### Records supplied

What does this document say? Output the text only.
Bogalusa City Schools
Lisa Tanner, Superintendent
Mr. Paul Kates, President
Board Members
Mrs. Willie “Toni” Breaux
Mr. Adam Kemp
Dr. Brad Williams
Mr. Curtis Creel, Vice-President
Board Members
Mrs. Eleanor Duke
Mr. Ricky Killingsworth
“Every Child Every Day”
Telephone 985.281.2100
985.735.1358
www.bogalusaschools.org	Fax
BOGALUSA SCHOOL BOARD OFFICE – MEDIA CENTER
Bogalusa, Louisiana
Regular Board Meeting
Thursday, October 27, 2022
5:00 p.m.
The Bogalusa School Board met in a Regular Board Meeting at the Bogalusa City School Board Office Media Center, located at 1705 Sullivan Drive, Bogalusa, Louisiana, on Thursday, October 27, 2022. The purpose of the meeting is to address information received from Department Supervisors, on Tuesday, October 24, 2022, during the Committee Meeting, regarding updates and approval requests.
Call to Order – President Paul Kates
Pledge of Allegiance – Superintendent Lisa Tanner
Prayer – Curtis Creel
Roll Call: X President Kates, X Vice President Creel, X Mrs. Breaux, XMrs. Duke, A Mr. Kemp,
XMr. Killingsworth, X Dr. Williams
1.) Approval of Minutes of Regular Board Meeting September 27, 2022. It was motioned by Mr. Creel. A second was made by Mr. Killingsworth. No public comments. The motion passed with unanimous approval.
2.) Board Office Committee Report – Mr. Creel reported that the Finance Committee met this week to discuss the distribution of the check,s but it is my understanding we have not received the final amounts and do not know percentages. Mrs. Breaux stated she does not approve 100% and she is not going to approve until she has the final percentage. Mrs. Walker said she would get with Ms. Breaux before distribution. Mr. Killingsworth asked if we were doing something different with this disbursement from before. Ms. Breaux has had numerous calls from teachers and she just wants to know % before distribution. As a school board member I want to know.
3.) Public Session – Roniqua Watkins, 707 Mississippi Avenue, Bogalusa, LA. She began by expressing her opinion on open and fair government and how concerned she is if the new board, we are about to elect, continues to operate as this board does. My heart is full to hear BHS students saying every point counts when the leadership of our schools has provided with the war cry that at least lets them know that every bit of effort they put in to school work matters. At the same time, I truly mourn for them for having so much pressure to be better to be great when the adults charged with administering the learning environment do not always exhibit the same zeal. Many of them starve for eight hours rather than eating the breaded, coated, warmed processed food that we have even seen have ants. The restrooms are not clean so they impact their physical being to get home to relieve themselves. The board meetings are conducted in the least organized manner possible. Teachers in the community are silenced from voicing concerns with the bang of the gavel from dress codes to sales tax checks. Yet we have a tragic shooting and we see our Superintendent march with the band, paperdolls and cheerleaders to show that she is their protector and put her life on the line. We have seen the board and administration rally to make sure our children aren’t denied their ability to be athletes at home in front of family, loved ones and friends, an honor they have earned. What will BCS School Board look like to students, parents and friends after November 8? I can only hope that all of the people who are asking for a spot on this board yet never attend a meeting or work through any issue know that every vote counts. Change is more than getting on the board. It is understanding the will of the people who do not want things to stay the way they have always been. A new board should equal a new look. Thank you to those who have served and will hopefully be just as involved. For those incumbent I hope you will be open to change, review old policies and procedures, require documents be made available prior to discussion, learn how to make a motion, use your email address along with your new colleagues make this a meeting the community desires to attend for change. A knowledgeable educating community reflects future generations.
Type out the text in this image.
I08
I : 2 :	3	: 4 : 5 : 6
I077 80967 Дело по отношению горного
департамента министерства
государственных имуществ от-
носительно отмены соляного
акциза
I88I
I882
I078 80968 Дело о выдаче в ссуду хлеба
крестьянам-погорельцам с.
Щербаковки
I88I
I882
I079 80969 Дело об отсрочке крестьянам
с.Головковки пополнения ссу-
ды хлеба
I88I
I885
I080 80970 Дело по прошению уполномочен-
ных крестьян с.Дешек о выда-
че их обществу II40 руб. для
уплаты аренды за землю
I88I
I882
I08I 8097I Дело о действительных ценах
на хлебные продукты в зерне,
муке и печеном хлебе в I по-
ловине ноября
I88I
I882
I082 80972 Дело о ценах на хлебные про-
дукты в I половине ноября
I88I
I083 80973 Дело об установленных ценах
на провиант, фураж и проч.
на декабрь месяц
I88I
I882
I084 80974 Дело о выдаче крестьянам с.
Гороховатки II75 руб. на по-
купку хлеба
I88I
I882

### What you will do
Find every line in the records above that contains the word "ценах", and copy each one.

### Exercise answer
I08I 8097I Дело о действительных ценах
I082 80972 Дело о ценах на хлебные про-
I083 80973 Дело об установленных ценах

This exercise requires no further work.